Dissertation/Thesis Abstract

Spectroscopic, kinetic, and mutational studies of the multicopper oxidases: Insight into the mechanism of oxygen reduction to water
by Augustine, Anthony J., Ph.D., Stanford University, 2009, 250; 3382931
Abstract (Summary)

The multicopper oxidase (MCO) family of enzymes, which includes Fet3p and R.v. laccase, catalyzes the four-electron reduction of O2 to H2O, coupled to the one-electron oxidation of four equivalents of substrate. To carry out this process these enzymes require a minimum of four Cu atoms, a type 1 site (T1), a type 2 site (T2), and a coupled binuclear, type 3 site (T3). The T1 is the site of substrate oxidation and also shuttles electrons over >13 Å, via the T1-CysHis-T3 electron transfer (ET) pathway, to the T2 and T3, which form a trinuclear Cu cluster (TNC) where O2 is reduced to H2O.

Variants of two carboxylate residues, E487 near the two T3 Cu's (T3A and T3B) and D94 near the T2 and one of the T3 Cu's (T3B), in the second coordination sphere of the TNC of Fet3p have been isolated. All variants have intact TNC's and different impacts upon reactivity, thus allowing the role of each residue in the reduction of O2 to be elucidated. E487 is responsible for transferring a proton during reductive cleavage of the O-O bond and for an inverse kinetic solvent isotope effect, which indicates that this proton is already transferred when the O-O bond is cleaved. D94 plays a key role in the reaction of the reduced TNC with O2 and drives ET from the T2 to cleave the O-O bond by deprotonating the T2 water ligand.

+ + + + +

→ **EXERCISE INSTRUCTIONS**
1 > In the multicopper oxidase abstract, why could the Fet3p variants of E487 and D94 be used to work out what each residue does in reducing O2?
2 > Continue the multicopper oxidase abstract with the next paragraph after its last sentence.

→ **LISTED ENTRIES**

+ + + + +

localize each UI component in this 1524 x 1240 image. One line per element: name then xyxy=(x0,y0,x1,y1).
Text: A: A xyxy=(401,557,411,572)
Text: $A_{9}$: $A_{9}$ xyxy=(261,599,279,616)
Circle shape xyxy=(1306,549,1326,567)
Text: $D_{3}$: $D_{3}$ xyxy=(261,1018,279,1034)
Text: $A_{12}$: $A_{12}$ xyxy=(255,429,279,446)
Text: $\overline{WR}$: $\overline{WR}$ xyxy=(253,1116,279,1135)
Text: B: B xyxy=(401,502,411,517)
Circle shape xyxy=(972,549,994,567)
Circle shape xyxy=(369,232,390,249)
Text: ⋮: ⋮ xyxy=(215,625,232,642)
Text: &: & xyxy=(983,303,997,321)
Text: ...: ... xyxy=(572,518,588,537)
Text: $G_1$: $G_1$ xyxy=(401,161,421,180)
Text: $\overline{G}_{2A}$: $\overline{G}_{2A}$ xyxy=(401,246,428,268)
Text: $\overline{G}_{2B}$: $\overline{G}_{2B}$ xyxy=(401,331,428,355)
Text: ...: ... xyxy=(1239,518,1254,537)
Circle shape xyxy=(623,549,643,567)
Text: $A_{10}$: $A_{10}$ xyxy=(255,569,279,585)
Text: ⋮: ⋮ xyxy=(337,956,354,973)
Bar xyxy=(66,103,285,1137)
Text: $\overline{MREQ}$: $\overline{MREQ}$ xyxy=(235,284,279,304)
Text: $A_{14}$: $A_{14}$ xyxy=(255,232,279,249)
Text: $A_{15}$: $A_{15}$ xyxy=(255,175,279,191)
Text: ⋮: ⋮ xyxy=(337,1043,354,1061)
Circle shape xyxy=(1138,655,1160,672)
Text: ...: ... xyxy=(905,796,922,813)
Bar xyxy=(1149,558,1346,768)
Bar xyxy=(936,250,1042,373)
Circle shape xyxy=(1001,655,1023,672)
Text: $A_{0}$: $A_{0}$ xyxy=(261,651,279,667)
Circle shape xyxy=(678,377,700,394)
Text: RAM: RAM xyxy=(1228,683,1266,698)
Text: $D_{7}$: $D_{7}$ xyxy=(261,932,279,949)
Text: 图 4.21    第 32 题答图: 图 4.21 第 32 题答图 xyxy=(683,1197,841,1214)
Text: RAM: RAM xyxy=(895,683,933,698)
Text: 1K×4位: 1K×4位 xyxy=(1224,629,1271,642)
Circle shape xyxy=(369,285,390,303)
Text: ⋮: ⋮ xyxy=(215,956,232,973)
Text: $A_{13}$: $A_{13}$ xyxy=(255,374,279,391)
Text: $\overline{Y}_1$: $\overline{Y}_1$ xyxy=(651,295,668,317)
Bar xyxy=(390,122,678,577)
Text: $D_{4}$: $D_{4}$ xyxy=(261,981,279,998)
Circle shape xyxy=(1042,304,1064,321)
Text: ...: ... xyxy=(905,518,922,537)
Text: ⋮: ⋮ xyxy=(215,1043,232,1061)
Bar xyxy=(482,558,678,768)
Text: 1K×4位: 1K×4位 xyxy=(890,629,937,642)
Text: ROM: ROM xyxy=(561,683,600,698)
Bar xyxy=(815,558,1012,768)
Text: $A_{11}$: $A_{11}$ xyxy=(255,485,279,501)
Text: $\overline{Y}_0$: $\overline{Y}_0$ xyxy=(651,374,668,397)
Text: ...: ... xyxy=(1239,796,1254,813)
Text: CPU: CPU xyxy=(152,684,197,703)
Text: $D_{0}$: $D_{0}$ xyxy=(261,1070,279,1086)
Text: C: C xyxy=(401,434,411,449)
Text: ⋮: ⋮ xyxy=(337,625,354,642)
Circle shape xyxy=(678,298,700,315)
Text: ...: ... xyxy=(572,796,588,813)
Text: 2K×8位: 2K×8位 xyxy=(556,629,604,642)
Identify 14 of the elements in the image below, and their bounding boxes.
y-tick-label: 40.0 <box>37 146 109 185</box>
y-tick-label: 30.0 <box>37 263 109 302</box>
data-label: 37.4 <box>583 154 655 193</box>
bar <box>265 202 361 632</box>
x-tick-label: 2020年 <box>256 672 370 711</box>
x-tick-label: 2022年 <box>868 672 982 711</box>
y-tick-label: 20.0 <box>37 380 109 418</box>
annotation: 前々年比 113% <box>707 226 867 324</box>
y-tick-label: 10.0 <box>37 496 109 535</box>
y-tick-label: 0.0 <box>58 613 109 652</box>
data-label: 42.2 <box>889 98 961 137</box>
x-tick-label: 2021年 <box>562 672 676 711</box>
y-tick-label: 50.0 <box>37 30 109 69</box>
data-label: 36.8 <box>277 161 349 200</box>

+ + + + +

→ **TASK ANSWERS**
1 > All of the variants keep an intact trinuclear Cu cluster, yet each has a different impact on reactivity. That difference in reactivity is what lets the role of each residue in O2 reduction be elucidated.

2 >
Two variants of Fet3p have been isolated with a T3 Cu His ligand mutated to Gln, H126Q (T3A') at the T3A and H483Q (T3B') at the T3B. These variants have valid and similarly perturbed TNC's, but only T3A' reacts with O 2. Spectroscopic characterization of the resting oxidized and reduced forms of both variants and the peroxide intermediate in T3A' has shown that the TNC is asymmetric, with reduction of O2 to O2 2- occurring selectively on its T3BT2 edge. This is a result of the structural activation of T3B to react with O2, and the negative charge of D94, which increases the driving force for O2 reduction by the T3B and T2 Cu's. In T3B' the T3B Cu is perturbed such that it is longer activated, accounting for its lack of O2 reactivity. The role of TNC asymmetry throughout the MCO catalytic cycle is also discussed.

The His residues in T1-Cys-His-T3 ET pathway in Fet3p have been mutated to evaluate how a perturbation of the TNC impacts the T1. A combination of spectroscopic methods, in particular resonance Raman (rR), show that as the His-T3 interaction is weakened, the covalency of the Cys S-T1 Cu bond increases and the reduction potential of the T1 decreases. Similar studies were carried out on a number of well defined derivatives of R.v. laccase, including the native intermediate (which can be trapped for spectroscopic study). The covalency of the T1 Cu-S bond and the T1 reduction potential are not affected in these derivatives relative to the resting oxidized enzyme; however, there are changes to the T1 rR spectrum indicative of perturbations to the protein backbone near the T1. This provides a possible mechanism for regulating T1 to TNC ET in NI and partially reduced enzyme forms for efficient turnover.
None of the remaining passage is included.